(Stored data)
start
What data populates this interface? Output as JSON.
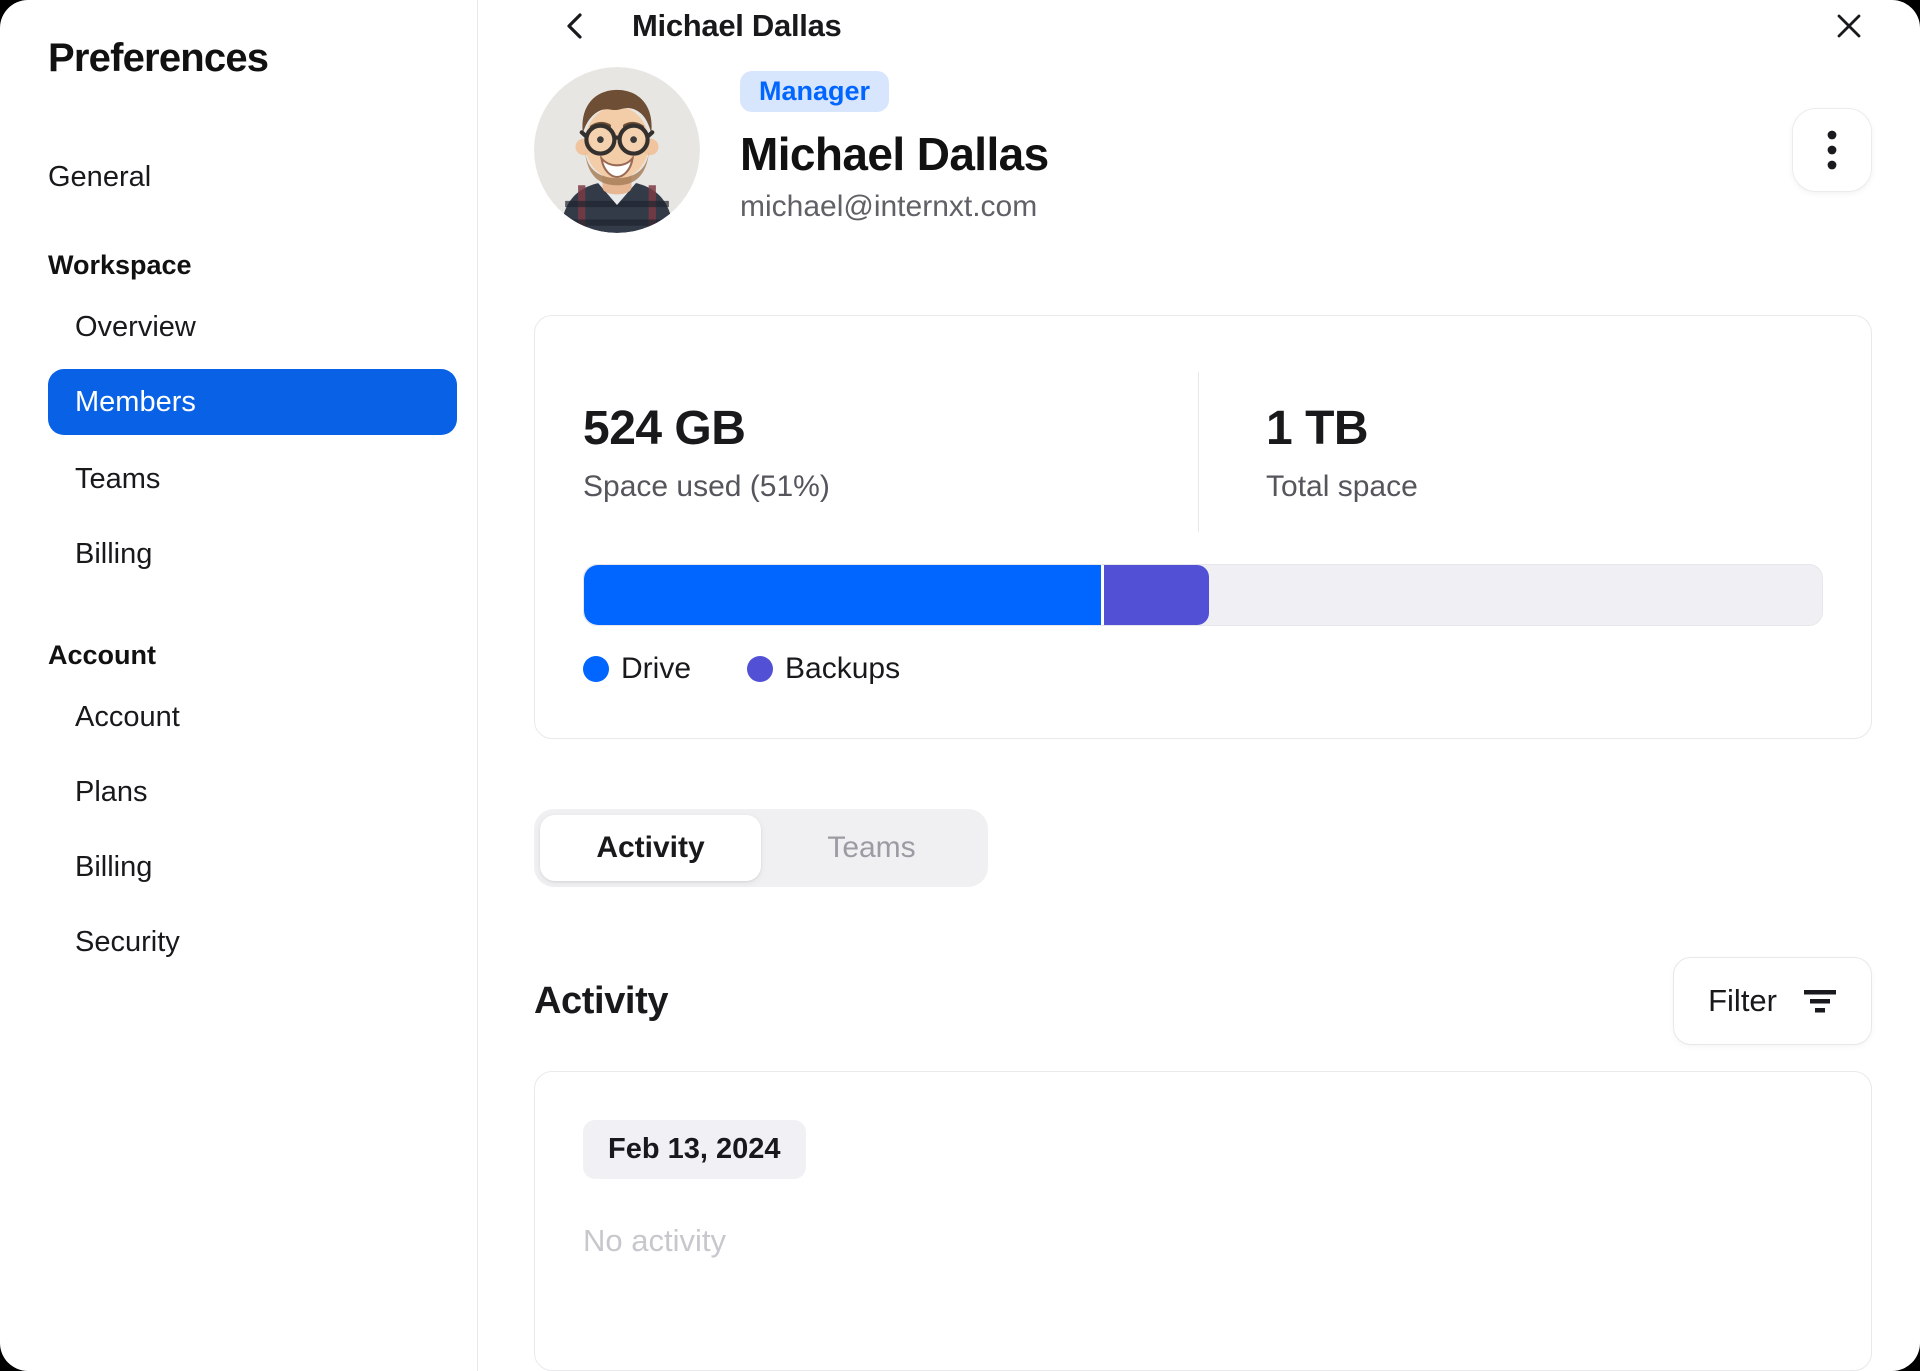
{
  "sidebar": {
    "title": "Preferences",
    "items": {
      "general": "General",
      "workspace_header": "Workspace",
      "overview": "Overview",
      "members": "Members",
      "teams": "Teams",
      "workspace_billing": "Billing",
      "account_header": "Account",
      "account": "Account",
      "plans": "Plans",
      "account_billing": "Billing",
      "security": "Security"
    }
  },
  "header": {
    "title": "Michael Dallas"
  },
  "icons": {
    "back": "chevron-left",
    "close": "x",
    "menu": "kebab-vertical",
    "filter": "filter-lines",
    "avatar": "member-photo"
  },
  "profile": {
    "badge": "Manager",
    "name": "Michael Dallas",
    "email": "michael@internxt.com"
  },
  "storage": {
    "used_value": "524 GB",
    "used_label": "Space used (51%)",
    "total_value": "1 TB",
    "total_label": "Total space",
    "bar": {
      "drive_pct": 42,
      "backups_pct": 8.5
    },
    "legend": [
      {
        "label": "Drive",
        "color": "#0066ff"
      },
      {
        "label": "Backups",
        "color": "#5251d5"
      }
    ]
  },
  "tabs": {
    "activity": "Activity",
    "teams": "Teams"
  },
  "activity": {
    "heading": "Activity",
    "filter_label": "Filter",
    "date_chip": "Feb 13, 2024",
    "empty": "No activity"
  },
  "colors": {
    "accent": "#0066ff",
    "backups": "#5251d5",
    "badge_bg": "#d7e5fd"
  }
}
end
Work instructions
Go back to the records above and write them out exactly, without the pictures.

Exercise answer
What data populates this interface? Output as JSON.
{
  "sidebar": {
    "title": "Preferences",
    "items": {
      "general": "General",
      "workspace_header": "Workspace",
      "overview": "Overview",
      "members": "Members",
      "teams": "Teams",
      "workspace_billing": "Billing",
      "account_header": "Account",
      "account": "Account",
      "plans": "Plans",
      "account_billing": "Billing",
      "security": "Security"
    }
  },
  "header": {
    "title": "Michael Dallas"
  },
  "icons": {
    "back": "chevron-left",
    "close": "x",
    "menu": "kebab-vertical",
    "filter": "filter-lines",
    "avatar": "member-photo"
  },
  "profile": {
    "badge": "Manager",
    "name": "Michael Dallas",
    "email": "michael@internxt.com"
  },
  "storage": {
    "used_value": "524 GB",
    "used_label": "Space used (51%)",
    "total_value": "1 TB",
    "total_label": "Total space",
    "bar": {
      "drive_pct": 42,
      "backups_pct": 8.5
    },
    "legend": [
      {
        "label": "Drive",
        "color": "#0066ff"
      },
      {
        "label": "Backups",
        "color": "#5251d5"
      }
    ]
  },
  "tabs": {
    "activity": "Activity",
    "teams": "Teams"
  },
  "activity": {
    "heading": "Activity",
    "filter_label": "Filter",
    "date_chip": "Feb 13, 2024",
    "empty": "No activity"
  },
  "colors": {
    "accent": "#0066ff",
    "backups": "#5251d5",
    "badge_bg": "#d7e5fd"
  }
}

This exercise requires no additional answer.